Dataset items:
┌────────
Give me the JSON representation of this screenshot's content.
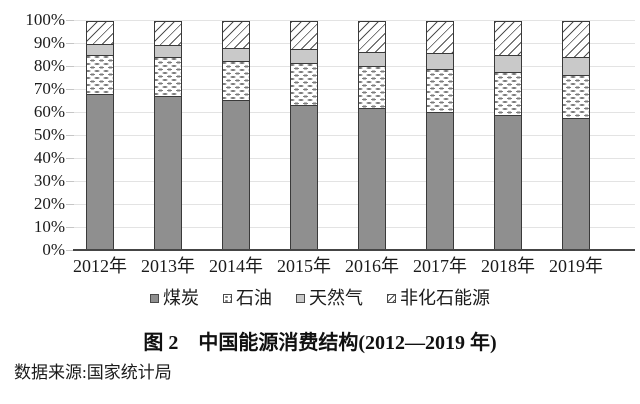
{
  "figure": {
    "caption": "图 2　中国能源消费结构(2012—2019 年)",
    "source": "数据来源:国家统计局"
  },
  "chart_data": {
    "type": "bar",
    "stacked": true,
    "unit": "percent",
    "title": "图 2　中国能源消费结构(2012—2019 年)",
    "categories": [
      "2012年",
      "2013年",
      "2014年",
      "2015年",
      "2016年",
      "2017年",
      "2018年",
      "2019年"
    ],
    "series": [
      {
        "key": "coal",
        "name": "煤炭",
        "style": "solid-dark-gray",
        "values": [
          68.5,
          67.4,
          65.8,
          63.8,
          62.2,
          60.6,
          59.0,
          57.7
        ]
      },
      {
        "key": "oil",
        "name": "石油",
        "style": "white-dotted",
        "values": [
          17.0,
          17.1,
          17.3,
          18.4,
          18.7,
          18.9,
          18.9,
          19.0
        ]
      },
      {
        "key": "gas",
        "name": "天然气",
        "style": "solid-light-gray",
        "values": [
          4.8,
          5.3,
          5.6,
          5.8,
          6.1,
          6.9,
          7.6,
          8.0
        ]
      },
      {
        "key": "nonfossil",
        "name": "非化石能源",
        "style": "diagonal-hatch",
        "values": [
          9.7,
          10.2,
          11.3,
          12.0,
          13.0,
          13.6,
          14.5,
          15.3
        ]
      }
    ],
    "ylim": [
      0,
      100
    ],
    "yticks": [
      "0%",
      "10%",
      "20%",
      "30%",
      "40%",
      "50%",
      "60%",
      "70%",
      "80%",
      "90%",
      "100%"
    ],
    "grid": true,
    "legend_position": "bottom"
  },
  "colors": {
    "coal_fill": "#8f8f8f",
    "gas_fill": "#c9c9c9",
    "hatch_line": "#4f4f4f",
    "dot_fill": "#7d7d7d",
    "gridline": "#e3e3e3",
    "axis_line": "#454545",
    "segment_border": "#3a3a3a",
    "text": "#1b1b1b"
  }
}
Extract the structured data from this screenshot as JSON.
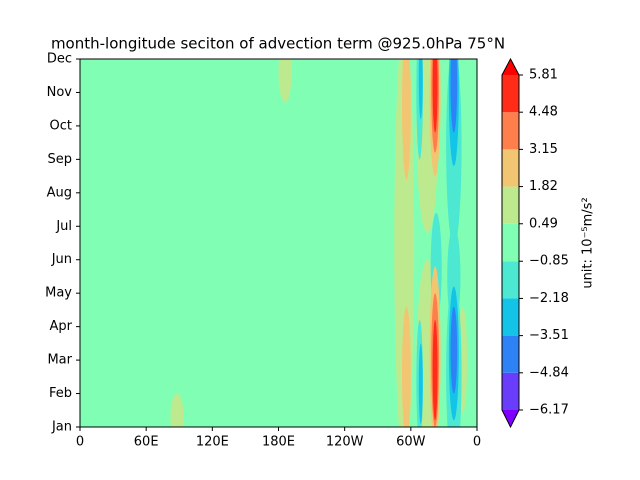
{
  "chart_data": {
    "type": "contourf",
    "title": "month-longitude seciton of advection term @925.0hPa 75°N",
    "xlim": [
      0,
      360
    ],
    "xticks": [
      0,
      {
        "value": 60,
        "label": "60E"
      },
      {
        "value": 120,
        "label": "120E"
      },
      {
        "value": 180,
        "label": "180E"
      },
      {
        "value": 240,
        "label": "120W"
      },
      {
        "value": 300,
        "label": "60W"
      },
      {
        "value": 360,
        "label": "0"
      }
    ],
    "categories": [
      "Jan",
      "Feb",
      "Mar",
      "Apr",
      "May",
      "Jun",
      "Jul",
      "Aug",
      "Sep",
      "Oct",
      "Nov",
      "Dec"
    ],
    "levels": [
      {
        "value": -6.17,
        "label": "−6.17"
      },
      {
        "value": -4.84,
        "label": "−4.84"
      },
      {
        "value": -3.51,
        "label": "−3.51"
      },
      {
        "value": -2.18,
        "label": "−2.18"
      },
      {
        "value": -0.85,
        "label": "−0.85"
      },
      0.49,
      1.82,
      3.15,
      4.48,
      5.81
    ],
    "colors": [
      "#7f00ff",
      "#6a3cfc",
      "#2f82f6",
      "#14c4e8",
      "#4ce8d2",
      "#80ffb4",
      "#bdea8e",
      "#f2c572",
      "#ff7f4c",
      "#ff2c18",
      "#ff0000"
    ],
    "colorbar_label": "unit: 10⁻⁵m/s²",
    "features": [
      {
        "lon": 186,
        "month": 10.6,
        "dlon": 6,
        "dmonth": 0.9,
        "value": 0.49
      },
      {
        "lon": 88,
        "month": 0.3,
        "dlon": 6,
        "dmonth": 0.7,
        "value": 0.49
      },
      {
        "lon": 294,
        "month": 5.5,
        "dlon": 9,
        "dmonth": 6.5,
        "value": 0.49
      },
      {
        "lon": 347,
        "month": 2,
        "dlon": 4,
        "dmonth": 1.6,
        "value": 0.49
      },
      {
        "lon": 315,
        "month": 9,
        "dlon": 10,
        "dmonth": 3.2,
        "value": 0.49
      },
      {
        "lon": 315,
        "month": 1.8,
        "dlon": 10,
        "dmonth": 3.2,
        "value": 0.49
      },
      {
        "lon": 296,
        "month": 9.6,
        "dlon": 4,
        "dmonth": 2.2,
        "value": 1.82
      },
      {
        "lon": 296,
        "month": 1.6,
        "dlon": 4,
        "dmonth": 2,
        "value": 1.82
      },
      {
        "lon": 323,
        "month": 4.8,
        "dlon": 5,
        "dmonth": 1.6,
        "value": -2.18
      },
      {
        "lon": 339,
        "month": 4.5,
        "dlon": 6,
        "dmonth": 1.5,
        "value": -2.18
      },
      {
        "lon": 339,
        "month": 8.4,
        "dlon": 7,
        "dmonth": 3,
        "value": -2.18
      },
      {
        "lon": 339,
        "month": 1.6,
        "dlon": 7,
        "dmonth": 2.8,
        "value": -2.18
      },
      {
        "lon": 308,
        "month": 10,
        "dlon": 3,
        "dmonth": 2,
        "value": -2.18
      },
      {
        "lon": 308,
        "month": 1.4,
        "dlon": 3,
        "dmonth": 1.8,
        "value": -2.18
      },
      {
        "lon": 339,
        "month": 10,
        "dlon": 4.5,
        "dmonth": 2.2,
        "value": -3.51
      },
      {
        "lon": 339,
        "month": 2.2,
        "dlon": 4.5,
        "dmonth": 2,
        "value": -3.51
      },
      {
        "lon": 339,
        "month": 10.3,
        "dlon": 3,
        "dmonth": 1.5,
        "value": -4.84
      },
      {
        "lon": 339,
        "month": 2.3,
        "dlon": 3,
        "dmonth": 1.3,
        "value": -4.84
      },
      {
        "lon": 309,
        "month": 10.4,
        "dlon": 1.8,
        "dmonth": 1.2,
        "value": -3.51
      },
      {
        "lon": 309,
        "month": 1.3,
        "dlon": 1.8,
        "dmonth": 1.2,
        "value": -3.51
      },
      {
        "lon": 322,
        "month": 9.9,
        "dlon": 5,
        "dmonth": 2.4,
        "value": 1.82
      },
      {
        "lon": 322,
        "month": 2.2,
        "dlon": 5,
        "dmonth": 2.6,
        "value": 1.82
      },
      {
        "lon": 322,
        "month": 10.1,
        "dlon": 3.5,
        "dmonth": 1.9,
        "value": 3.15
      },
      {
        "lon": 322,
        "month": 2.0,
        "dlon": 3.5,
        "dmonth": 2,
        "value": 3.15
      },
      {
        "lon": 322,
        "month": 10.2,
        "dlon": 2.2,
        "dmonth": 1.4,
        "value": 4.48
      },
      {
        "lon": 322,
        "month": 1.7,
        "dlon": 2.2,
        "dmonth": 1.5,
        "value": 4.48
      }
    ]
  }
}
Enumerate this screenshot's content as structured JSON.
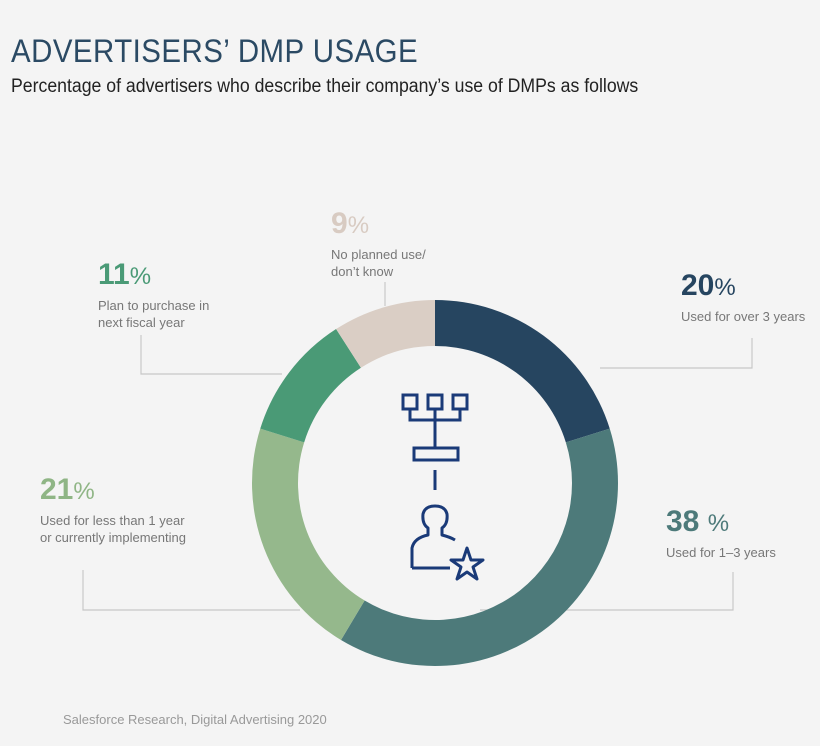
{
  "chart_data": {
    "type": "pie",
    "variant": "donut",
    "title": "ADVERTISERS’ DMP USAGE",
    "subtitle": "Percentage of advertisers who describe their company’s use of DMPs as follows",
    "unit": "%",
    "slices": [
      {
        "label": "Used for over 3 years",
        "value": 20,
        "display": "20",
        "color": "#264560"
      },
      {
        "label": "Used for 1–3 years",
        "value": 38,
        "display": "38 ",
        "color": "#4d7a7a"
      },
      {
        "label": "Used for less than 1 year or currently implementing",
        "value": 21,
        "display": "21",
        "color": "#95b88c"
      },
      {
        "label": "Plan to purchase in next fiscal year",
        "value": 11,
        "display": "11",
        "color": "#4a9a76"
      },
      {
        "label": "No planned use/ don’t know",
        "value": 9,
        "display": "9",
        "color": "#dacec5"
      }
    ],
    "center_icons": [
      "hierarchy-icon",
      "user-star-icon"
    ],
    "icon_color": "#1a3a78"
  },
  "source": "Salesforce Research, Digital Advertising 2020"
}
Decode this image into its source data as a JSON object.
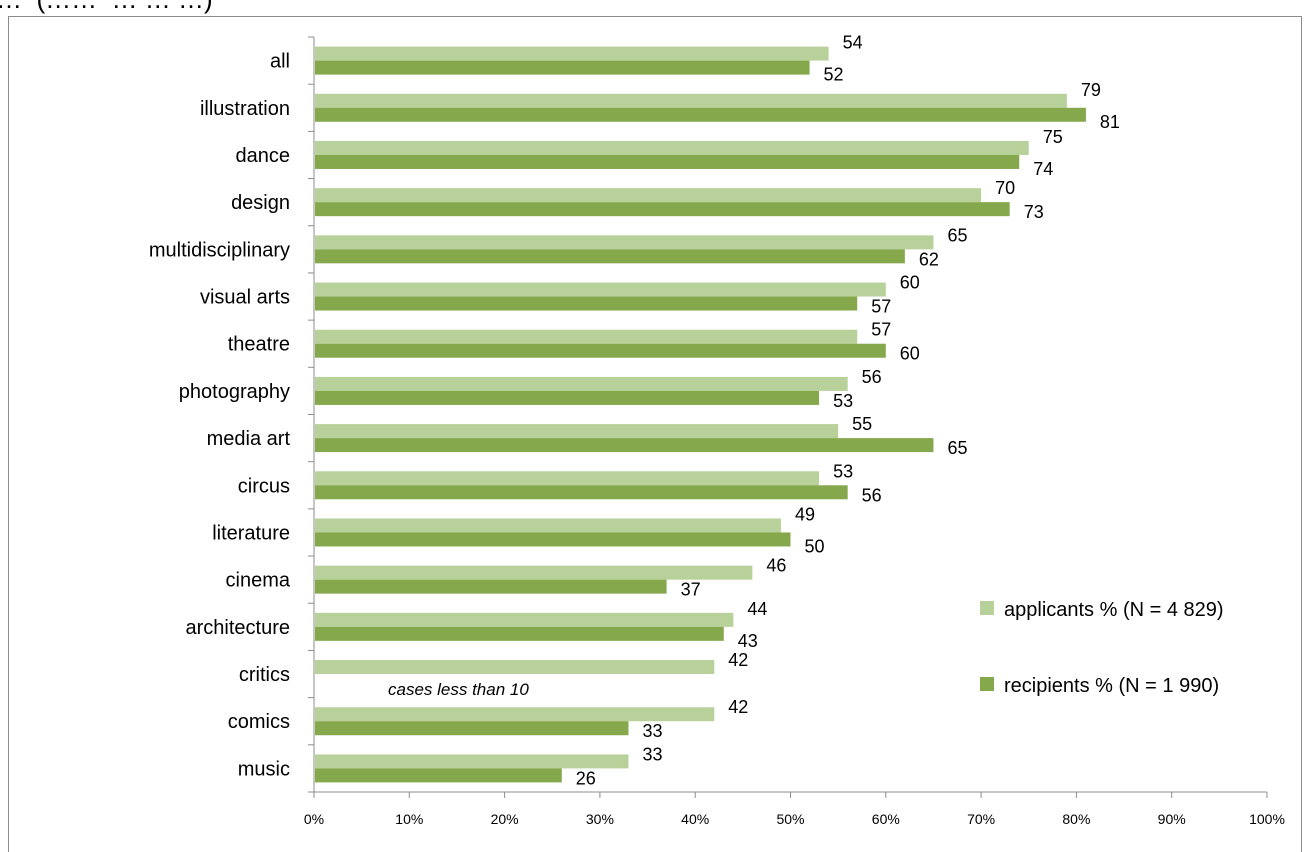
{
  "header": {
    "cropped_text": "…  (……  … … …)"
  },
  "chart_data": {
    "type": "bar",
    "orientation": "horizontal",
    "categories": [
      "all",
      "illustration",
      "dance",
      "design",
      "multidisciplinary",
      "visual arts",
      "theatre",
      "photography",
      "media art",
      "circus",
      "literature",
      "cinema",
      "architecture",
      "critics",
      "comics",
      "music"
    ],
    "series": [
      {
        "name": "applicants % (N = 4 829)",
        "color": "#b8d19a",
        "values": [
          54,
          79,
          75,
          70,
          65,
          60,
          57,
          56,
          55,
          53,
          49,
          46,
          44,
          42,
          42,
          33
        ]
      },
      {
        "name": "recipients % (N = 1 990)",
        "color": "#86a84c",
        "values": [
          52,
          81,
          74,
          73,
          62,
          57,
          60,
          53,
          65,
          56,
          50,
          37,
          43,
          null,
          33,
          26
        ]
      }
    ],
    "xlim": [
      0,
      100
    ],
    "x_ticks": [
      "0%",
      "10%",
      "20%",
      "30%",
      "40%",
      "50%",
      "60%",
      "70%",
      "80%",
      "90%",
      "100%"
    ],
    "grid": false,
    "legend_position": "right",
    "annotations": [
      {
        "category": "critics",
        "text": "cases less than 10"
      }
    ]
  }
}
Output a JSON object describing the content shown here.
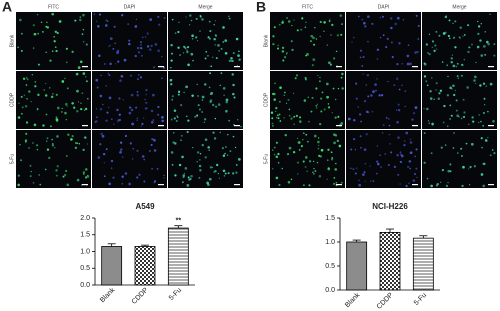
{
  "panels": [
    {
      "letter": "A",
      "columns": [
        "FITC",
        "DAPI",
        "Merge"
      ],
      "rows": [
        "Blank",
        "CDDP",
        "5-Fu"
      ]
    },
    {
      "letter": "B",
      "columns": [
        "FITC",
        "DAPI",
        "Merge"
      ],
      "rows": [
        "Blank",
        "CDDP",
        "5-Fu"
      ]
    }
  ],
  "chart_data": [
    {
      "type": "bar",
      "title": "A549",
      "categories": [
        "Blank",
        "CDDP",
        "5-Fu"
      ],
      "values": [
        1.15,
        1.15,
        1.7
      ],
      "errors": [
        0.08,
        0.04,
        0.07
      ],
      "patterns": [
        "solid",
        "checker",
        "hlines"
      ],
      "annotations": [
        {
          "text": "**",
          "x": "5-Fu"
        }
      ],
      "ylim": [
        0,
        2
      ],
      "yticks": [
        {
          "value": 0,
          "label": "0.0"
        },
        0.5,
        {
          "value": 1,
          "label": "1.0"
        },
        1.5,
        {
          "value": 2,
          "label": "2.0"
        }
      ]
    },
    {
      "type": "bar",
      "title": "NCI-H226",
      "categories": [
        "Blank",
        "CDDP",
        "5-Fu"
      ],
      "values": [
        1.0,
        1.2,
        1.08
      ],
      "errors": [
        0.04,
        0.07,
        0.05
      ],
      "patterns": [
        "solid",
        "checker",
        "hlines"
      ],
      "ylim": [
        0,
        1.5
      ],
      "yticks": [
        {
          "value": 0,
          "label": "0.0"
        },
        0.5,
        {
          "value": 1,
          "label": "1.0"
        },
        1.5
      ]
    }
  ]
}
└────────
:: Task brief ::
Look for the word "source" in every line of the listing and copy the lines that have it.

:: The solution ::
    "source": "数据来源:国家统计局"
  "source": "Salesforce Research, Digital Advertising 2020"
Decode this image into its source data as a JSON object.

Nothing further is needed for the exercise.